-------- Recorded information --------
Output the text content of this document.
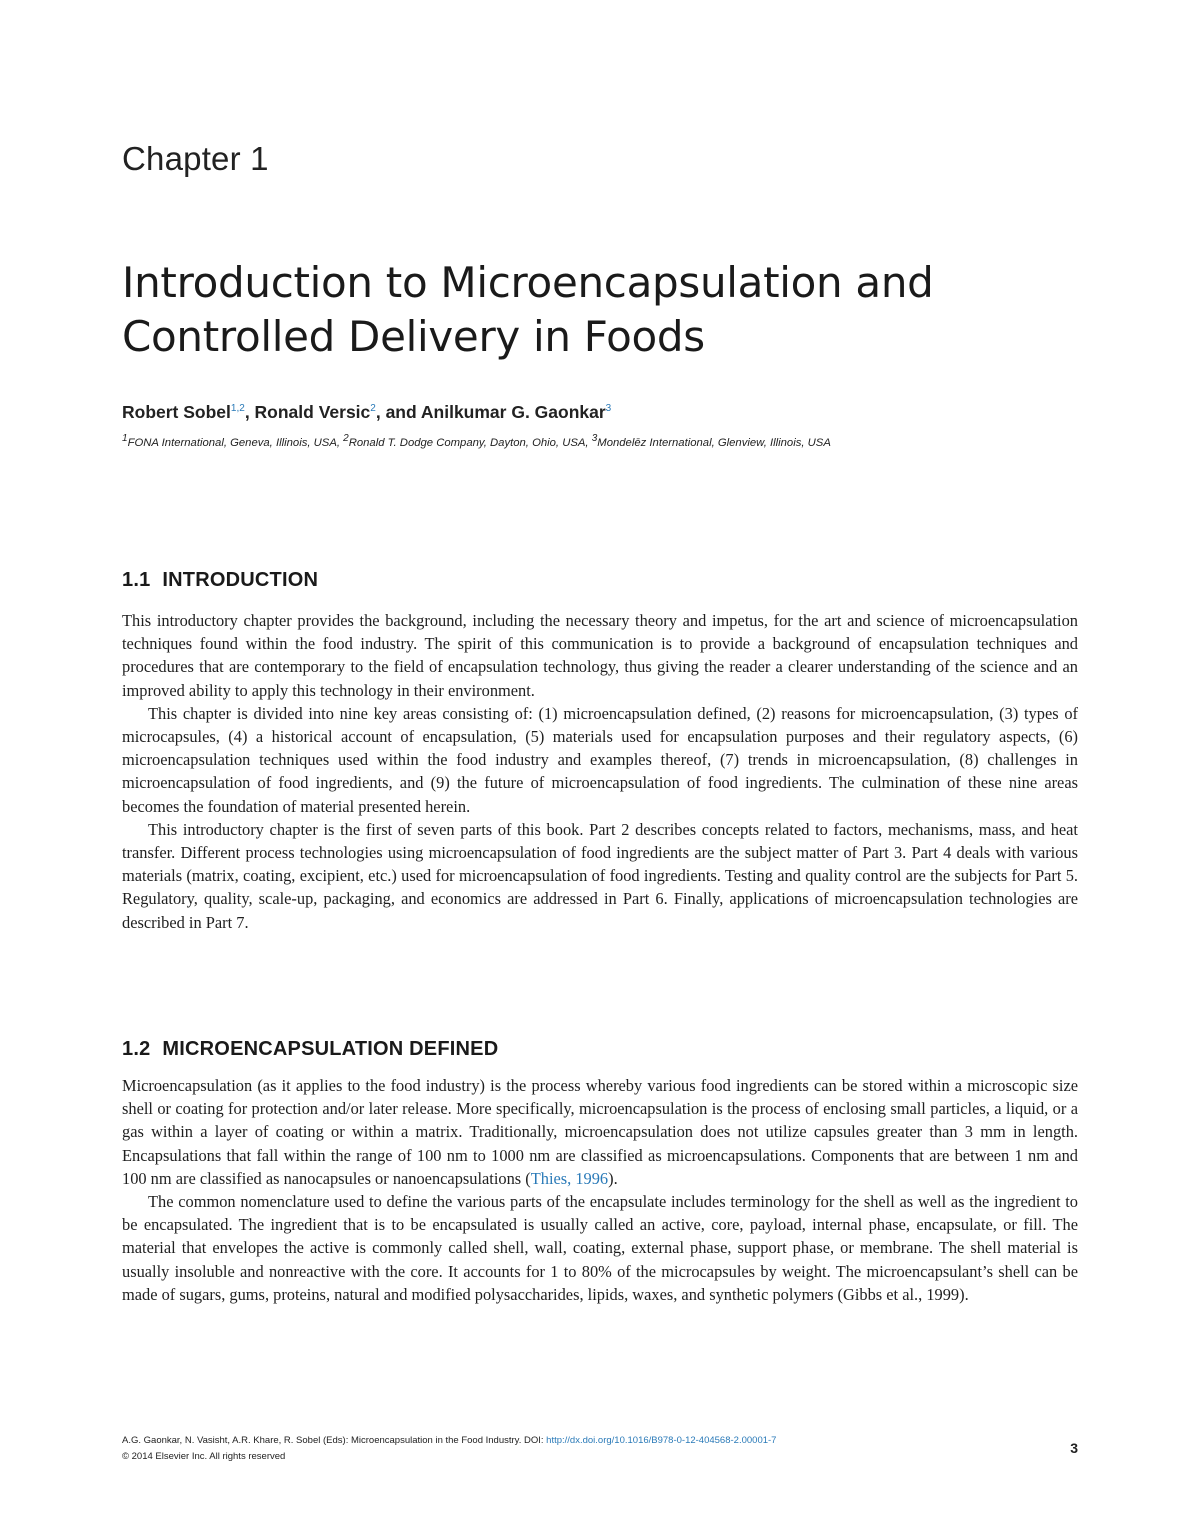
Chapter 1
Introduction to Microencapsulation and Controlled Delivery in Foods

Robert Sobel$^{1,2}$, Ronald Versic$^2$, and Anilkumar G. Gaonkar$^3$

$^1$FONA International, Geneva, Illinois, USA, $^2$Ronald T. Dodge Company, Dayton, Ohio, USA, $^3$Mondelēz International, Glenview, Illinois, USA

1.1 INTRODUCTION

This introductory chapter provides the background, including the necessary theory and impetus, for the art and science of microencapsulation techniques found within the food industry. The spirit of this communication is to provide a background of encapsulation techniques and procedures that are contemporary to the field of encapsulation technology, thus giving the reader a clearer understanding of the science and an improved ability to apply this technology in their environment.

This chapter is divided into nine key areas consisting of: (1) microencapsulation defined, (2) reasons for microencapsulation, (3) types of microcapsules, (4) a historical account of encapsulation, (5) materials used for encapsulation purposes and their regulatory aspects, (6) microencapsulation techniques used within the food industry and examples thereof, (7) trends in microencapsulation, (8) challenges in microencapsulation of food ingredients, and (9) the future of microencapsulation of food ingredients. The culmination of these nine areas becomes the foundation of material presented herein.

This introductory chapter is the first of seven parts of this book. Part 2 describes concepts related to factors, mechanisms, mass, and heat transfer. Different process technologies using microencapsulation of food ingredients are the subject matter of Part 3. Part 4 deals with various materials (matrix, coating, excipient, etc.) used for microencapsulation of food ingredients. Testing and quality control are the subjects for Part 5. Regulatory, quality, scale-up, packaging, and economics are addressed in Part 6. Finally, applications of microencapsulation technologies are described in Part 7.

1.2 MICROENCAPSULATION DEFINED

Microencapsulation (as it applies to the food industry) is the process whereby various food ingredients can be stored within a microscopic size shell or coating for protection and/or later release. More specifically, microencapsulation is the process of enclosing small particles, a liquid, or a gas within a layer of coating or within a matrix. Traditionally, microencapsulation does not utilize capsules greater than 3 mm in length. Encapsulations that fall within the range of 100 nm to 1000 nm are classified as microencapsulations. Components that are between 1 nm and 100 nm are classified as nanocapsules or nanoencapsulations (Thies, 1996).

The common nomenclature used to define the various parts of the encapsulate includes terminology for the shell as well as the ingredient to be encapsulated. The ingredient that is to be encapsulated is usually called an active, core, payload, internal phase, encapsulate, or fill. The material that envelopes the active is commonly called shell, wall, coating, external phase, support phase, or membrane. The shell material is usually insoluble and nonreactive with the core. It accounts for 1 to 80% of the microcapsules by weight. The microencapsulant’s shell can be made of sugars, gums, proteins, natural and modified polysaccharides, lipids, waxes, and synthetic polymers (Gibbs et al., 1999).

A.G. Gaonkar, N. Vasisht, A.R. Khare, R. Sobel (Eds): Microencapsulation in the Food Industry. DOI: http://dx.doi.org/10.1016/B978-0-12-404568-2.00001-7
© 2014 Elsevier Inc. All rights reserved
3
--------
▶ Work task:
Write out the entries again word for word. Do not include the pictures.

▶ Solution for this exercise:
Output the text content of this document.
Chapter 1
Introduction to Microencapsulation and Controlled Delivery in Foods

Robert Sobel$^{1,2}$, Ronald Versic$^2$, and Anilkumar G. Gaonkar$^3$

$^1$FONA International, Geneva, Illinois, USA, $^2$Ronald T. Dodge Company, Dayton, Ohio, USA, $^3$Mondelēz International, Glenview, Illinois, USA

1.1 INTRODUCTION

This introductory chapter provides the background, including the necessary theory and impetus, for the art and science of microencapsulation techniques found within the food industry. The spirit of this communication is to provide a background of encapsulation techniques and procedures that are contemporary to the field of encapsulation technology, thus giving the reader a clearer understanding of the science and an improved ability to apply this technology in their environment.

This chapter is divided into nine key areas consisting of: (1) microencapsulation defined, (2) reasons for microencapsulation, (3) types of microcapsules, (4) a historical account of encapsulation, (5) materials used for encapsulation purposes and their regulatory aspects, (6) microencapsulation techniques used within the food industry and examples thereof, (7) trends in microencapsulation, (8) challenges in microencapsulation of food ingredients, and (9) the future of microencapsulation of food ingredients. The culmination of these nine areas becomes the foundation of material presented herein.

This introductory chapter is the first of seven parts of this book. Part 2 describes concepts related to factors, mechanisms, mass, and heat transfer. Different process technologies using microencapsulation of food ingredients are the subject matter of Part 3. Part 4 deals with various materials (matrix, coating, excipient, etc.) used for microencapsulation of food ingredients. Testing and quality control are the subjects for Part 5. Regulatory, quality, scale-up, packaging, and economics are addressed in Part 6. Finally, applications of microencapsulation technologies are described in Part 7.

1.2 MICROENCAPSULATION DEFINED

Microencapsulation (as it applies to the food industry) is the process whereby various food ingredients can be stored within a microscopic size shell or coating for protection and/or later release. More specifically, microencapsulation is the process of enclosing small particles, a liquid, or a gas within a layer of coating or within a matrix. Traditionally, microencapsulation does not utilize capsules greater than 3 mm in length. Encapsulations that fall within the range of 100 nm to 1000 nm are classified as microencapsulations. Components that are between 1 nm and 100 nm are classified as nanocapsules or nanoencapsulations (Thies, 1996).

The common nomenclature used to define the various parts of the encapsulate includes terminology for the shell as well as the ingredient to be encapsulated. The ingredient that is to be encapsulated is usually called an active, core, payload, internal phase, encapsulate, or fill. The material that envelopes the active is commonly called shell, wall, coating, external phase, support phase, or membrane. The shell material is usually insoluble and nonreactive with the core. It accounts for 1 to 80% of the microcapsules by weight. The microencapsulant’s shell can be made of sugars, gums, proteins, natural and modified polysaccharides, lipids, waxes, and synthetic polymers (Gibbs et al., 1999).

A.G. Gaonkar, N. Vasisht, A.R. Khare, R. Sobel (Eds): Microencapsulation in the Food Industry. DOI: http://dx.doi.org/10.1016/B978-0-12-404568-2.00001-7
© 2014 Elsevier Inc. All rights reserved
3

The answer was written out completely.